Amantes

“Murieron como vivieron / y, como cuando vivían,/ uno por otro moría / uno por otro murieron”

(Juan de Tassis y Peralta, II conde de Villamediana.1582-1622)

Los amantes murieron de amor hace la friolera de ocho siglos pero, a poco que arrimas el olfato por entre los claustros y torres de ese entorno mudéjar, sientes que la iglesia-fortaleza de San Pedro de Teruel que los cobija aún retiene en los poros de su arquitectura -más allá del mausoleo- la penetrante fuerza de un ensueño. No otro que ese recurrente paseo por el amor y la muerte que, independientemente de las vestiduras de cada época, todos damos en transitar y que aquí resurge sublimado bajo los posos que el tiempo ha ido depositando a su paso. La dolida belleza, al fin, de unos cuerpos que son ya los nuestros, donde reposan todos los anhelos que vinimos a despertar en esta vida y que, una vez vivida, más parezca haberla soñado.

_Tareas pendientes_
1: Por favor, anota tal cual el fragmento del texto sobre los amantes de Teruel que empieza en "(Juan de Tassis" y termina en "parezca haberla soñado.".
2: Según el texto sobre los amantes de Teruel, ¿qué edificio cobija a los amantes?

(Datos de ubicación de los elementos)
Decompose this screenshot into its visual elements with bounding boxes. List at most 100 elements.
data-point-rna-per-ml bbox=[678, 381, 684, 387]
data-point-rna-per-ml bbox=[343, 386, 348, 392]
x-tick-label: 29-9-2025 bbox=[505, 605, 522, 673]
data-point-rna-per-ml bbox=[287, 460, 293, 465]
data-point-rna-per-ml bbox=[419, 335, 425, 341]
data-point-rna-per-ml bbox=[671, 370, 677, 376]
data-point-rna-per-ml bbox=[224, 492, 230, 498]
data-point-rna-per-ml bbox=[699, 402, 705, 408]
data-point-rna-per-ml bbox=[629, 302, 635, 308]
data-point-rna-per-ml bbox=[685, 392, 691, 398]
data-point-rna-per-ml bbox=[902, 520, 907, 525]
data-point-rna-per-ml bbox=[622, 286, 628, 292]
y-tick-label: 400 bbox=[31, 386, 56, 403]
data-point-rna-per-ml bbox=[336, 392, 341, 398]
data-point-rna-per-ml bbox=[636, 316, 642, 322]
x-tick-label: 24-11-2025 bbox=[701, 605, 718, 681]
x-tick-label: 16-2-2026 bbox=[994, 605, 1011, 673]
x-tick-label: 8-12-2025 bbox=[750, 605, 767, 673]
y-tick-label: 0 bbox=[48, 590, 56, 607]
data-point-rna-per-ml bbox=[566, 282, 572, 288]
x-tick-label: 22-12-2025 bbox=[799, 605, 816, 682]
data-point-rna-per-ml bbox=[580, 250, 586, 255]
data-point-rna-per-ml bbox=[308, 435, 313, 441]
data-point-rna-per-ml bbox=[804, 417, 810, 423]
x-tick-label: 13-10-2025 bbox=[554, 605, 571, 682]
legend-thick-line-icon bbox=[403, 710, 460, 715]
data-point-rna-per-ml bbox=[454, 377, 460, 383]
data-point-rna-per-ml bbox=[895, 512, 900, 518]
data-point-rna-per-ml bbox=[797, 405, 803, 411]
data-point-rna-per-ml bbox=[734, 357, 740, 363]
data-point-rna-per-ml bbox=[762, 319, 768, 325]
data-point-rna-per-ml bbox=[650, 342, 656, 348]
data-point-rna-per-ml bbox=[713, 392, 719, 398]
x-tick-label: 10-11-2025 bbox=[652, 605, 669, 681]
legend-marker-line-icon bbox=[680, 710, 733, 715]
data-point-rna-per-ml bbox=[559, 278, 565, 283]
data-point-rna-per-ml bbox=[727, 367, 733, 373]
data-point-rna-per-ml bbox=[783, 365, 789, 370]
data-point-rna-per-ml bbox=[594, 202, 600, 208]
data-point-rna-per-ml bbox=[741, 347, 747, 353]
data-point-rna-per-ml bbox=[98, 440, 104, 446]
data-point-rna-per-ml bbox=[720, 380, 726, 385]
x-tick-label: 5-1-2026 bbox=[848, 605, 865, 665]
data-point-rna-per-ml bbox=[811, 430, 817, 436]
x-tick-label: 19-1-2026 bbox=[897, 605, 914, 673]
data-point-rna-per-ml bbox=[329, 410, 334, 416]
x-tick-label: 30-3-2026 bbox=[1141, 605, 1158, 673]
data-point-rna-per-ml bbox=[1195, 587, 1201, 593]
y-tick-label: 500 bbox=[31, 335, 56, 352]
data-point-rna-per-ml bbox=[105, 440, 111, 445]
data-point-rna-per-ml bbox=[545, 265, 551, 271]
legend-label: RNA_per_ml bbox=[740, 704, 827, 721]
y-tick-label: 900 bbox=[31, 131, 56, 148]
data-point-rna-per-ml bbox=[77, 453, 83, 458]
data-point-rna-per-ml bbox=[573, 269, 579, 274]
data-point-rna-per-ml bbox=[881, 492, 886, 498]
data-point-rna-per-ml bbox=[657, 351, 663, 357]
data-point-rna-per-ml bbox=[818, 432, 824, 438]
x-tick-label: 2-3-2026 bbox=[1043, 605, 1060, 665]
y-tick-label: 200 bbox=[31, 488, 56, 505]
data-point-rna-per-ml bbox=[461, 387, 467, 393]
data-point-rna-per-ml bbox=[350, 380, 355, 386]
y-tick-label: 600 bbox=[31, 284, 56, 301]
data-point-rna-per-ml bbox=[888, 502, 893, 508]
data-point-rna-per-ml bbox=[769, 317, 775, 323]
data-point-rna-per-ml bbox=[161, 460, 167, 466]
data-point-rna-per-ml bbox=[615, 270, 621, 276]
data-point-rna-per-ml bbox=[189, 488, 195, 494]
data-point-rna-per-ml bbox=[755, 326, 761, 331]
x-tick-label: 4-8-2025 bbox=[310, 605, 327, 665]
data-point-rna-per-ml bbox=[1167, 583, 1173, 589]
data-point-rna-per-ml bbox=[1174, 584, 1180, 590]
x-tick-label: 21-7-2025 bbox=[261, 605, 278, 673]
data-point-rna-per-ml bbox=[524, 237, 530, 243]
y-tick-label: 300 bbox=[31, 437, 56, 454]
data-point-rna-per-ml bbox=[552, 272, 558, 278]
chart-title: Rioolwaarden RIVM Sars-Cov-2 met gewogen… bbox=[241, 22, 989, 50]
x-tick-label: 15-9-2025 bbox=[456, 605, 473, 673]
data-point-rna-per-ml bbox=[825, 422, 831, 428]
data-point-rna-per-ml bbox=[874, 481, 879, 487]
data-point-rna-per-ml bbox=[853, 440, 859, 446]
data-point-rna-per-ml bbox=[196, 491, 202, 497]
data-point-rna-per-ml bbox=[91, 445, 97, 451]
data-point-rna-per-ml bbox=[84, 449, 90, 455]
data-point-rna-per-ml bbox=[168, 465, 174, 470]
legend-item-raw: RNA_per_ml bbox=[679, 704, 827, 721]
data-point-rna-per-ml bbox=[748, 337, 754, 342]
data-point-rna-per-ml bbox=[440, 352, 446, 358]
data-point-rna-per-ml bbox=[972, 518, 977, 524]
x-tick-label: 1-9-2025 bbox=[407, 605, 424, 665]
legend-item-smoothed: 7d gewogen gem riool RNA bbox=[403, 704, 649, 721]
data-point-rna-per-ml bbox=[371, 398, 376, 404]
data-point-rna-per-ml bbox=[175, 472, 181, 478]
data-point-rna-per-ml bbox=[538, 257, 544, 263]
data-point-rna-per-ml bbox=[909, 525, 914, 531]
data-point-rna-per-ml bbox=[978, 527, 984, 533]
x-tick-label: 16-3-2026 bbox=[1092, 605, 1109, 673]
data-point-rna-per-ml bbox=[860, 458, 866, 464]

_Respuestas por tarea_
1:
(Juan de Tassis y Peralta, II conde de Villamediana.1582-1622)

Los amantes murieron de amor hace la friolera de ocho siglos pero, a poco que arrimas el olfato por entre los claustros y torres de ese entorno mudéjar, sientes que la iglesia-fortaleza de San Pedro de Teruel que los cobija aún retiene en los poros de su arquitectura -más allá del mausoleo- la penetrante fuerza de un ensueño. No otro que ese recurrente paseo por el amor y la muerte que, independientemente de las vestiduras de cada época, todos damos en transitar y que aquí resurge sublimado bajo los posos que el tiempo ha ido depositando a su paso. La dolida belleza, al fin, de unos cuerpos que son ya los nuestros, donde reposan todos los anhelos que vinimos a despertar en esta vida y que, una vez vivida, más parezca haberla soñado.

2: La iglesia-fortaleza de San Pedro de Teruel.